## [抜粋文]
▼
Apple はレイオフを回避、他のテック巨人達は AI に焦点

CNBC は昨年の テック企業によるレイオフの総まとめ を作成した:

テック世界での人員削減が進んでいる。10 年に及ぶ上昇相場を引っ張ってきた企業達が新しい現実に適合しようとしている。... このレイオフは、成長の陰りが見え、インフレと闘うための金利上昇、そして来年の景気後退への恐怖の時にやってきた。

それが Meta (11,000 削減) と Twitter (3,700) そして Snap (1,000) だけだった時には、この問題はソーシャルメディアだけのものだと思うのは簡単であった。レイオフが Coinbase (2,000) そして Crypto.com (500) にも及んだ時、我々は過熱した仮想通貨の世界が現実に直面しただけだと願う事も出来た、とりわけ FTX の屈辱的な崩壊を目の当たりにして。Amazon が 18,000 人の従業員をレイオフした時、2021 年末迄に倍増して 1.6 百万に達していた Amazon のパンデミック対応の雇用狂騒曲に対するただの修正かもしれないと思えた。しかし、今や Microsoft は 10,000 人の労働者をレイオフし、そして Google は 12,000 人を削減したことで、この業界そして経済にはより大きな問題があることを示唆することとなった。

或いは、大勢の従業員をレイオフするのは、企業の益となることは殆どない単なる伝染性の考えなのかも知れない。何れにしろ、75,000 人のテック従業員が求人市場に流れることは、来るべき 2023 年の大卒者に対して驚愕を引き起こすであろう。私はこれ等全てのコンピュータ科学専攻の人達を羨ましくは思わない。
▲
## [課題 1]
テック企業のレイオフを扱った抜粋文から、「それが Meta (11,000」から「は 12,000 人を削減したことで、この業界そして経済にはより大きな問題があることを示唆することとなった。」までの部分を一字一句そのまま返すこと。
## [課題 2]
テック企業のレイオフを扱った抜粋文によると、Amazon がレイオフした従業員は何人か。
## [課題 3]
テック企業のレイオフを扱った抜粋文の最後の文に続けて、その先の文章を書くこと。

## [エントリー一覧]
▼
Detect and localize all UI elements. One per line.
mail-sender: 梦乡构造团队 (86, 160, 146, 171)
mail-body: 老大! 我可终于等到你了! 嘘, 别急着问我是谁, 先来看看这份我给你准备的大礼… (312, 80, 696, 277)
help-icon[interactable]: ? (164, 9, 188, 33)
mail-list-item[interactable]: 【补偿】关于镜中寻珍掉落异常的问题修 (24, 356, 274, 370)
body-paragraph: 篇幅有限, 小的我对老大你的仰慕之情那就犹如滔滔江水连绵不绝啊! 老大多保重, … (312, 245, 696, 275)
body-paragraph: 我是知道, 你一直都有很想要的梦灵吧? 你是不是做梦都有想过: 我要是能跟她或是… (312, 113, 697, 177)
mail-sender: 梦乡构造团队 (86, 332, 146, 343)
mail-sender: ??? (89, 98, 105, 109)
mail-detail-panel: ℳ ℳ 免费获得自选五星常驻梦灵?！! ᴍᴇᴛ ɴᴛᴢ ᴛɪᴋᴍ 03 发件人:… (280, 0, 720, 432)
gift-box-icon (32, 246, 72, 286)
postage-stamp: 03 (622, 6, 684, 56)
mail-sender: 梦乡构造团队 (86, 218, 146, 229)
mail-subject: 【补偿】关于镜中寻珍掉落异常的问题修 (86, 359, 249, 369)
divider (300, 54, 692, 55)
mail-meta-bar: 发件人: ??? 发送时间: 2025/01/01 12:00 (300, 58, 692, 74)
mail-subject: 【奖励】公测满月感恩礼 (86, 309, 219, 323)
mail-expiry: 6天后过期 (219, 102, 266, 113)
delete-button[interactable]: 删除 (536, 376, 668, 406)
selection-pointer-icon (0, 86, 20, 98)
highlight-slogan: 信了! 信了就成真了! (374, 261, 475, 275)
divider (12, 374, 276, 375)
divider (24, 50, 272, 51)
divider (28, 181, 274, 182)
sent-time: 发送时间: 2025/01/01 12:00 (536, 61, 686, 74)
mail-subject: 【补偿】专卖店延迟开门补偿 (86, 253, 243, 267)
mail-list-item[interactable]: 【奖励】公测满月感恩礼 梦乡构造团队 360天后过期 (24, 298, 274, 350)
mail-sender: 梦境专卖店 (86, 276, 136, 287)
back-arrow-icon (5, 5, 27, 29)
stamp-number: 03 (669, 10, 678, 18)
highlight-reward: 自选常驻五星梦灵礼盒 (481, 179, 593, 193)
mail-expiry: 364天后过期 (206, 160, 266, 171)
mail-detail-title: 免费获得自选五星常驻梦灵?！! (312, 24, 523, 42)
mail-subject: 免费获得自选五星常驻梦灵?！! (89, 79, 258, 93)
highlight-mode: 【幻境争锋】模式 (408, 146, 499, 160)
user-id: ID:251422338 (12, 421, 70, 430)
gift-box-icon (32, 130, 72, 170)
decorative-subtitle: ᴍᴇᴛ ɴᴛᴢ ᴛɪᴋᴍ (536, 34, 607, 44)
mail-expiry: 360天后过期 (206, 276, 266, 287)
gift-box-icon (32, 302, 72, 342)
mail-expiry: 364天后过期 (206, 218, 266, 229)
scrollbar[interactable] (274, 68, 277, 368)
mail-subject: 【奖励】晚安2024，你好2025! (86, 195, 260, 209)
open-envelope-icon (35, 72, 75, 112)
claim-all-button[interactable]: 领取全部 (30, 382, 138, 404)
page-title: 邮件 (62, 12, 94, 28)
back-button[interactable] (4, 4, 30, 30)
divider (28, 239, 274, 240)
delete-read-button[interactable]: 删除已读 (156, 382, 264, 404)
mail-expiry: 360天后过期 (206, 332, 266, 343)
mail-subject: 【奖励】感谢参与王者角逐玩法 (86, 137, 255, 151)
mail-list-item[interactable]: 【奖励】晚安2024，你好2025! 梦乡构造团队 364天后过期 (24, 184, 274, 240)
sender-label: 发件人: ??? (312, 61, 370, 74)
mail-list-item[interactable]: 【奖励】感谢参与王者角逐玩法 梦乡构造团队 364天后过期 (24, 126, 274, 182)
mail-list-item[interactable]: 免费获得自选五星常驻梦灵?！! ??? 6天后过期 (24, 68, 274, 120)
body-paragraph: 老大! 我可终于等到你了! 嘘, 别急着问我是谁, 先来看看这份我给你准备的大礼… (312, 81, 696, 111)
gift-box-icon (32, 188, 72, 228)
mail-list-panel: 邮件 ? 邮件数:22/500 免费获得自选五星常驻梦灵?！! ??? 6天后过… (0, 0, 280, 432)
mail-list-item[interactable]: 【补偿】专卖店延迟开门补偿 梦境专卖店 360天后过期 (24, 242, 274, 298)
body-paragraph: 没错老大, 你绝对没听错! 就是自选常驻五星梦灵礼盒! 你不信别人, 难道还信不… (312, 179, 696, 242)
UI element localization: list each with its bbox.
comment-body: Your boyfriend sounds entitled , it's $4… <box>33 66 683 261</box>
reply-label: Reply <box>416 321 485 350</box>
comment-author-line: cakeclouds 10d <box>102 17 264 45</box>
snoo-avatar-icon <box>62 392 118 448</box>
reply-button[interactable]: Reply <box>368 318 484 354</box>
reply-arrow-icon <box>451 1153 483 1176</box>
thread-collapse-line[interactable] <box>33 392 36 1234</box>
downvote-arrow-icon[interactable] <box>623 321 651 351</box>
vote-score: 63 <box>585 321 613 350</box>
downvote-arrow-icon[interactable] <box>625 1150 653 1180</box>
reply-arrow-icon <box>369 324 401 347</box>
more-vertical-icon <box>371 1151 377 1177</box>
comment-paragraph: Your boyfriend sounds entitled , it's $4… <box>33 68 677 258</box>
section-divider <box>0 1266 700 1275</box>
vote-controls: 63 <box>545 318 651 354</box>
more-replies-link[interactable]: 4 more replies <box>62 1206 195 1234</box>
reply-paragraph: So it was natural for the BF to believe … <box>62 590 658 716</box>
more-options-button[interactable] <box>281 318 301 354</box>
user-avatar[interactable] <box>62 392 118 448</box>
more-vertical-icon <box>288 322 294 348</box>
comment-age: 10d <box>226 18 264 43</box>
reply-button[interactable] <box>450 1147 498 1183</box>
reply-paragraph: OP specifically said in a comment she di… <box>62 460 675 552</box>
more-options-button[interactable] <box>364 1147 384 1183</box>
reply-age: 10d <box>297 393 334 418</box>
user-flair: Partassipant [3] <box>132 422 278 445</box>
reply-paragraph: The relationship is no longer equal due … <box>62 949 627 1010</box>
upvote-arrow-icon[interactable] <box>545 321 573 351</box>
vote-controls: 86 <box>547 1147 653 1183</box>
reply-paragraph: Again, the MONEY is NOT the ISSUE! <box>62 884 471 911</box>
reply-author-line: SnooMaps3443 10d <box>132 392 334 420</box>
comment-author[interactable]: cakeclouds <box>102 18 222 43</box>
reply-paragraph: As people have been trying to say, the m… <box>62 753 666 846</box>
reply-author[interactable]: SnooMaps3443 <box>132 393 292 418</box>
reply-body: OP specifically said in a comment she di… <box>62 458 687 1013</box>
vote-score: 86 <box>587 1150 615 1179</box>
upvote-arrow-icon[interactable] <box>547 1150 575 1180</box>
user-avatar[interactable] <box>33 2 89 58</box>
▲
## [解答 1]
それが Meta (11,000 削減) と Twitter (3,700) そして Snap (1,000) だけだった時には、この問題はソーシャルメディアだけのものだと思うのは簡単であった。レイオフが Coinbase (2,000) そして Crypto.com (500) にも及んだ時、我々は過熱した仮想通貨の世界が現実に直面しただけだと願う事も出来た、とりわけ FTX の屈辱的な崩壊を目の当たりにして。Amazon が 18,000 人の従業員をレイオフした時、2021 年末迄に倍増して 1.6 百万に達していた Amazon のパンデミック対応の雇用狂騒曲に対するただの修正かもしれないと思えた。しかし、今や Microsoft は 10,000 人の労働者をレイオフし、そして Google は 12,000 人を削減したことで、この業界そして経済にはより大きな問題があることを示唆することとなった。

## [解答 2]
18,000 人。

## [解答 3]
Apple は未だレイオフを発表していない唯一のテック巨人である。何故か? 好調な業績にも拘わらず、Apple は従業員数を過剰に増やすことに抵抗してきて過去4年間での人員増を平均でたったの 5.6% に抑えてきた。これに対して、平均の人員増は、Amazon で 31.1%, Google 18.3%, Meta 30.3%, そして Microsoft 14.1% であった。

私はまた、Google, Meta, そして Microsoft の全社が従業員に対する書簡で AI への焦点を強化することに触れていたことに興味を抱いた。

Google の Sundar Pichai:

我々の前には、我々の製品全般に亘って AI に関わる大きなビジネスチャンスがあり、我々はそれに対して大胆にそして責任を持って取り組む所存である。

Meta の Mark Zuckerberg:

我々の AI 基盤の構築にあたり、我々はその能力を更に一層効率的に使えるようになることに焦点を当てていく。

Microsoft の Satya Nadella:

同時に、コンピューティングの次の大きな波は AI の進化と共に生まれつつあり、我々は世界で最も進化したモデルを新しいコンピューティングプラットフォームに変えて行く。

昨年 TidBITS Publishing の頭数は 50% 減ったが (二人から一人へ、双方合意の上で - "Josh Centers:さようなら、いままで魚をありがとう" 14 November 2022 参照)、我々は AI をより効率的な基盤を作るチャンス、或いは新しいプラットフォームへ切り替えるべき大きな機会とは見ていないと自信を持って言える。そうではなく、我々は我々が書く全てを HI (human intelligence - 人間知能) をもって創り出す努力を倍増するつもりだ。ボットは他のボットのために書ける;我々は人々のために出版する。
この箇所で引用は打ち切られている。